Data extract:
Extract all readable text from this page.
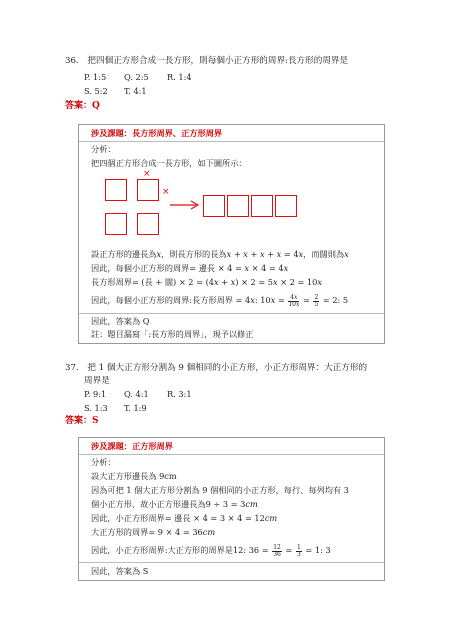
36. 把四個正方形合成一長方形，則每個小正方形的周界:長方形的周界是
P. 1:5 Q. 2:5 R. 1:4
S. 5:2 T. 4:1
答案：Q
涉及課題：長方形周界、正方形周界
分析：
把四個正方形合成一長方形，如下圖所示：
×
×
設正方形的邊長為𝑥，則長方形的長為𝑥 + 𝑥 + 𝑥 + 𝑥 = 4𝑥，而闊則為𝑥
因此，每個小正方形的周界= 邊長 × 4 = 𝑥 × 4 = 4𝑥
長方形周界= (長 + 闊) × 2 = (4𝑥 + 𝑥) × 2 = 5𝑥 × 2 = 10𝑥
因此，每個小正方形的周界:長方形周界 = 4𝑥: 10𝑥 = $\frac{\text{4𝑥}}{\text{10𝑥}} = \frac{2}{5} = 2$: 5
因此，答案為 Q
註：題目漏寫「:長方形的周界」，現予以修正
37. 把 1 個大正方形分割為 9 個相同的小正方形，小正方形周界：大正方形的
周界是
P. 9:1 Q. 4:1 R. 3:1
S. 1:3 T. 1:9
答案：S
涉及課題：正方形周界
分析：
設大正方形邊長為 9cm
因為可把 1 個大正方形分割為 9 個相同的小正方形，每行、每列均有 3
個小正方形，故小正方形邊長為9 ÷ 3 = 3𝑐𝑚
因此，小正方形周界= 邊長 × 4 = 3 × 4 = 12𝑐𝑚
大正方形的周界= 9 × 4 = 36𝑐𝑚
因此，小正方形周界:大正方形的周界是12: $36 = \frac{12}{36} = \frac{1}{3} = 1$: 3
因此，答案為 S
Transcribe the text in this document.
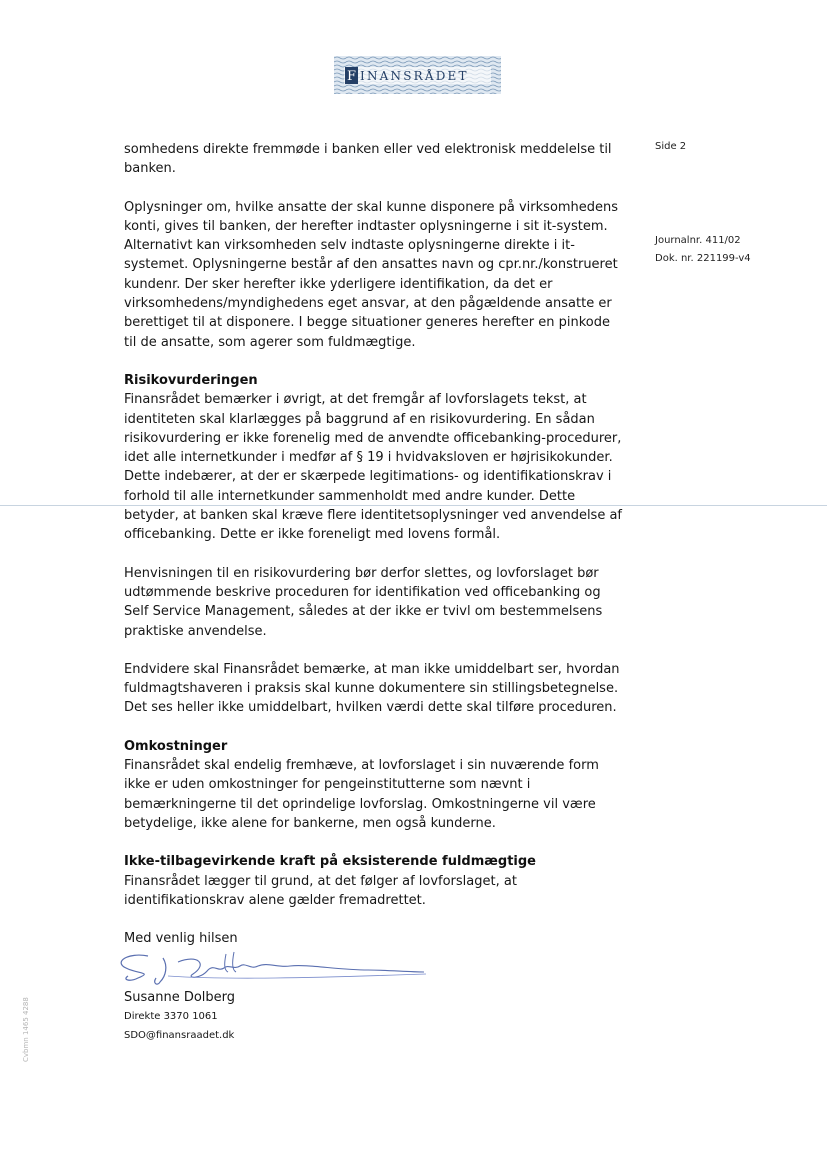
F INANSRÅDET
Side 2
Journalnr. 411/02
Dok. nr. 221199-v4

somhedens direkte fremmøde i banken eller ved elektronisk meddelelse til banken.

Oplysninger om, hvilke ansatte der skal kunne disponere på virksomhedens konti, gives til banken, der herefter indtaster oplysningerne i sit it-system. Alternativt kan virksomheden selv indtaste oplysningerne direkte i it-systemet. Oplysningerne består af den ansattes navn og cpr.nr./konstrueret kundenr. Der sker herefter ikke yderligere identifikation, da det er virksomhedens/myndighedens eget ansvar, at den pågældende ansatte er berettiget til at disponere. I begge situationer generes herefter en pinkode til de ansatte, som agerer som fuldmægtige.

Risikovurderingen

Finansrådet bemærker i øvrigt, at det fremgår af lovforslagets tekst, at identiteten skal klarlægges på baggrund af en risikovurdering. En sådan risikovurdering er ikke forenelig med de anvendte officebanking-procedurer, idet alle internetkunder i medfør af § 19 i hvidvaksloven er højrisikokunder. Dette indebærer, at der er skærpede legitimations- og identifikationskrav i forhold til alle internetkunder sammenholdt med andre kunder. Dette betyder, at banken skal kræve flere identitetsoplysninger ved anvendelse af officebanking. Dette er ikke foreneligt med lovens formål.

Henvisningen til en risikovurdering bør derfor slettes, og lovforslaget bør udtømmende beskrive proceduren for identifikation ved officebanking og Self Service Management, således at der ikke er tvivl om bestemmelsens praktiske anvendelse.

Endvidere skal Finansrådet bemærke, at man ikke umiddelbart ser, hvordan fuldmagtshaveren i praksis skal kunne dokumentere sin stillingsbetegnelse. Det ses heller ikke umiddelbart, hvilken værdi dette skal tilføre proceduren.

Omkostninger

Finansrådet skal endelig fremhæve, at lovforslaget i sin nuværende form ikke er uden omkostninger for pengeinstitutterne som nævnt i bemærkningerne til det oprindelige lovforslag. Omkostningerne vil være betydelige, ikke alene for bankerne, men også kunderne.

Ikke-tilbagevirkende kraft på eksisterende fuldmægtige

Finansrådet lægger til grund, at det følger af lovforslaget, at identifikationskrav alene gælder fremadrettet.

Med venlig hilsen
Susanne Dolberg
Direkte 3370 1061
SDO@finansraadet.dk
Cvbmn 1465 4288
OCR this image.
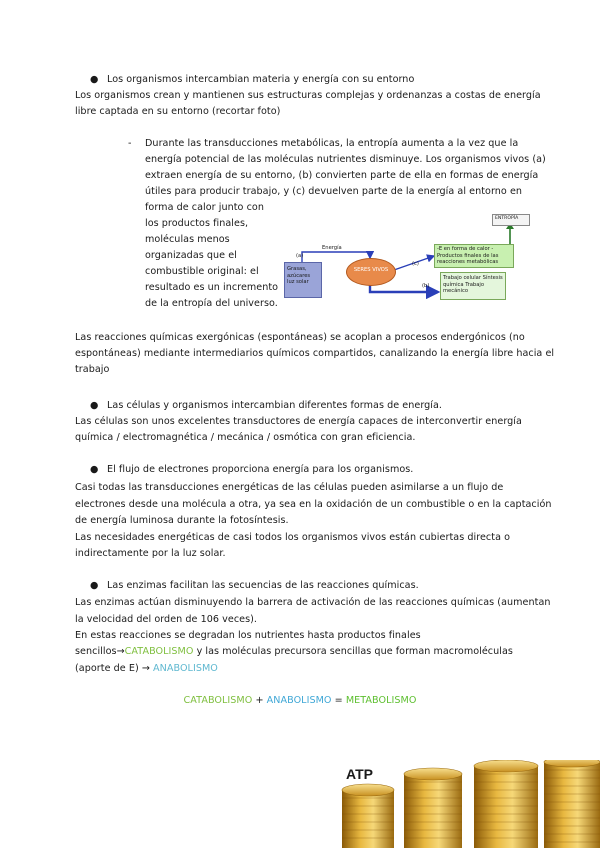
● Los organismos intercambian materia y energía con su entorno
Los organismos crean y mantienen sus estructuras complejas y ordenanzas a costas de energía
libre captada en su entorno (recortar foto)
- Durante las transducciones metabólicas, la entropía aumenta a la vez que la
energía potencial de las moléculas nutrientes disminuye. Los organismos vivos (a)
extraen energía de su entorno, (b) convierten parte de ella en formas de energía
útiles para producir trabajo, y (c) devuelven parte de la energía al entorno en
forma de calor junto con
los productos finales,
moléculas menos
organizadas que el
combustible original: el
resultado es un incremento
de la entropía del universo.
ENTROPÍA
Energía
(a)
(c)
(b)
Grasas, azúcares luz solar
SERES VIVOS
-E en forma de calor -Productos finales de las reacciones metabólicas
Trabajo celular Síntesis química Trabajo mecánico
Las reacciones químicas exergónicas (espontáneas) se acoplan a procesos endergónicos (no
espontáneas) mediante intermediarios químicos compartidos, canalizando la energía libre hacia el
trabajo
● Las células y organismos intercambian diferentes formas de energía.
Las células son unos excelentes transductores de energía capaces de interconvertir energía
química / electromagnética / mecánica / osmótica con gran eficiencia.
● El flujo de electrones proporciona energía para los organismos.
Casi todas las transducciones energéticas de las células pueden asimilarse a un flujo de
electrones desde una molécula a otra, ya sea en la oxidación de un combustible o en la captación
de energía luminosa durante la fotosíntesis.
Las necesidades energéticas de casi todos los organismos vivos están cubiertas directa o
indirectamente por la luz solar.
● Las enzimas facilitan las secuencias de las reacciones químicas.
Las enzimas actúan disminuyendo la barrera de activación de las reacciones químicas (aumentan
la velocidad del orden de 106 veces).
En estas reacciones se degradan los nutrientes hasta productos finales
sencillos→CATABOLISMO y las moléculas precursora sencillas que forman macromoléculas
(aporte de E) → ANABOLISMO
CATABOLISMO + ANABOLISMO = METABOLISMO
ATP
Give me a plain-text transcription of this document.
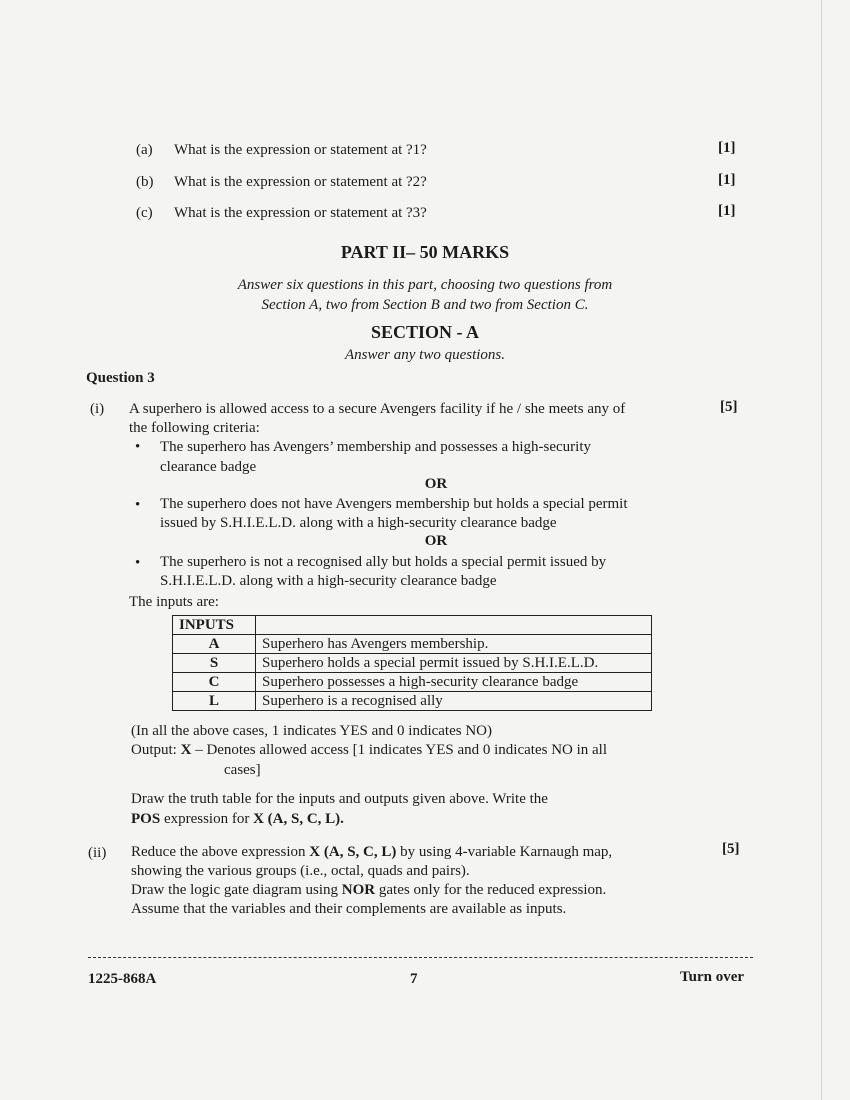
(a) What is the expression or statement at ?1?	[1]
(b) What is the expression or statement at ?2?	[1]
(c) What is the expression or statement at ?3?	[1]
PART II– 50 MARKS
Answer six questions in this part, choosing two questions from
Section A, two from Section B and two from Section C.
SECTION - A
Answer any two questions.
Question 3
(i)	[5]
A superhero is allowed access to a secure Avengers facility if he / she meets any of
the following criteria:
• The superhero has Avengers’ membership and possesses a high-security
clearance badge
OR
• The superhero does not have Avengers membership but holds a special permit
issued by S.H.I.E.L.D. along with a high-security clearance badge
OR
• The superhero is not a recognised ally but holds a special permit issued by
S.H.I.E.L.D. along with a high-security clearance badge
The inputs are:
INPUTS	
A	Superhero has Avengers membership.
S	Superhero holds a special permit issued by S.H.I.E.L.D.
C	Superhero possesses a high-security clearance badge
L	Superhero is a recognised ally
(In all the above cases, 1 indicates YES and 0 indicates NO)
Output: X – Denotes allowed access [1 indicates YES and 0 indicates NO in all
cases]
Draw the truth table for the inputs and outputs given above. Write the
POS expression for X (A, S, C, L).
(ii)	[5]
Reduce the above expression X (A, S, C, L) by using 4-variable Karnaugh map,
showing the various groups (i.e., octal, quads and pairs).
Draw the logic gate diagram using NOR gates only for the reduced expression.
Assume that the variables and their complements are available as inputs.
1225-868A	7	Turn over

Your instructions: Among the records above, find each line holding the string "organismos" and pull it out.

Answer below:
● Los organismos intercambian materia y energía con su entorno
Los organismos crean y mantienen sus estructuras complejas y ordenanzas a costas de energía
energía potencial de las moléculas nutrientes disminuye. Los organismos vivos (a)
● Las células y organismos intercambian diferentes formas de energía.
● El flujo de electrones proporciona energía para los organismos.
Las necesidades energéticas de casi todos los organismos vivos están cubiertas directa o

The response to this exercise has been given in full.